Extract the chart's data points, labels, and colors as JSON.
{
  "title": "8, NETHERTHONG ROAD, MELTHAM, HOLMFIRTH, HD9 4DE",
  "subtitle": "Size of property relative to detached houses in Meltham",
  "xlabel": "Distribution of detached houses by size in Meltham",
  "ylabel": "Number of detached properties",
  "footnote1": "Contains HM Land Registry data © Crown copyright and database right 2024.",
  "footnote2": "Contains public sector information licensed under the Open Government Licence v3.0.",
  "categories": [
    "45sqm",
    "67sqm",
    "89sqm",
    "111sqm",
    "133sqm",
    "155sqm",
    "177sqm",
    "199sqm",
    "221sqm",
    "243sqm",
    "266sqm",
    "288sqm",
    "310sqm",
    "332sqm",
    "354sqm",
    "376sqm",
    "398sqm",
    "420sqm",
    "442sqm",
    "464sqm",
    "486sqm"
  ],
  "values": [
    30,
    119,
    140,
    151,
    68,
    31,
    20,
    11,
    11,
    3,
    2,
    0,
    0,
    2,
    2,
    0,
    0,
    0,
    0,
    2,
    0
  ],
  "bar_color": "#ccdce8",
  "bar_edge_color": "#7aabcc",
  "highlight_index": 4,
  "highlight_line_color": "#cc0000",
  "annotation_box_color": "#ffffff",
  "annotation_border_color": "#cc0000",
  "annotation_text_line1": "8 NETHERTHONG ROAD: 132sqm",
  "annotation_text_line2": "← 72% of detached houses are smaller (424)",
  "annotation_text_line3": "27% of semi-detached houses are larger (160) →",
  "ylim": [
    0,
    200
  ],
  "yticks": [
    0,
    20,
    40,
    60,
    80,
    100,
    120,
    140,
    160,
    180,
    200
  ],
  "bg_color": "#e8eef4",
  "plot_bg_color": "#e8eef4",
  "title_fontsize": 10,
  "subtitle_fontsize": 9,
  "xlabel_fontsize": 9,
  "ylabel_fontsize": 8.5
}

◇ ◇ ◇

PROBLEM TO SOLVE: Every line above should be retyped exactly as given.

RESPONSE:
Extract the chart's data points, labels, and colors as JSON.
{
  "title": "8, NETHERTHONG ROAD, MELTHAM, HOLMFIRTH, HD9 4DE",
  "subtitle": "Size of property relative to detached houses in Meltham",
  "xlabel": "Distribution of detached houses by size in Meltham",
  "ylabel": "Number of detached properties",
  "footnote1": "Contains HM Land Registry data © Crown copyright and database right 2024.",
  "footnote2": "Contains public sector information licensed under the Open Government Licence v3.0.",
  "categories": [
    "45sqm",
    "67sqm",
    "89sqm",
    "111sqm",
    "133sqm",
    "155sqm",
    "177sqm",
    "199sqm",
    "221sqm",
    "243sqm",
    "266sqm",
    "288sqm",
    "310sqm",
    "332sqm",
    "354sqm",
    "376sqm",
    "398sqm",
    "420sqm",
    "442sqm",
    "464sqm",
    "486sqm"
  ],
  "values": [
    30,
    119,
    140,
    151,
    68,
    31,
    20,
    11,
    11,
    3,
    2,
    0,
    0,
    2,
    2,
    0,
    0,
    0,
    0,
    2,
    0
  ],
  "bar_color": "#ccdce8",
  "bar_edge_color": "#7aabcc",
  "highlight_index": 4,
  "highlight_line_color": "#cc0000",
  "annotation_box_color": "#ffffff",
  "annotation_border_color": "#cc0000",
  "annotation_text_line1": "8 NETHERTHONG ROAD: 132sqm",
  "annotation_text_line2": "← 72% of detached houses are smaller (424)",
  "annotation_text_line3": "27% of semi-detached houses are larger (160) →",
  "ylim": [
    0,
    200
  ],
  "yticks": [
    0,
    20,
    40,
    60,
    80,
    100,
    120,
    140,
    160,
    180,
    200
  ],
  "bg_color": "#e8eef4",
  "plot_bg_color": "#e8eef4",
  "title_fontsize": 10,
  "subtitle_fontsize": 9,
  "xlabel_fontsize": 9,
  "ylabel_fontsize": 8.5
}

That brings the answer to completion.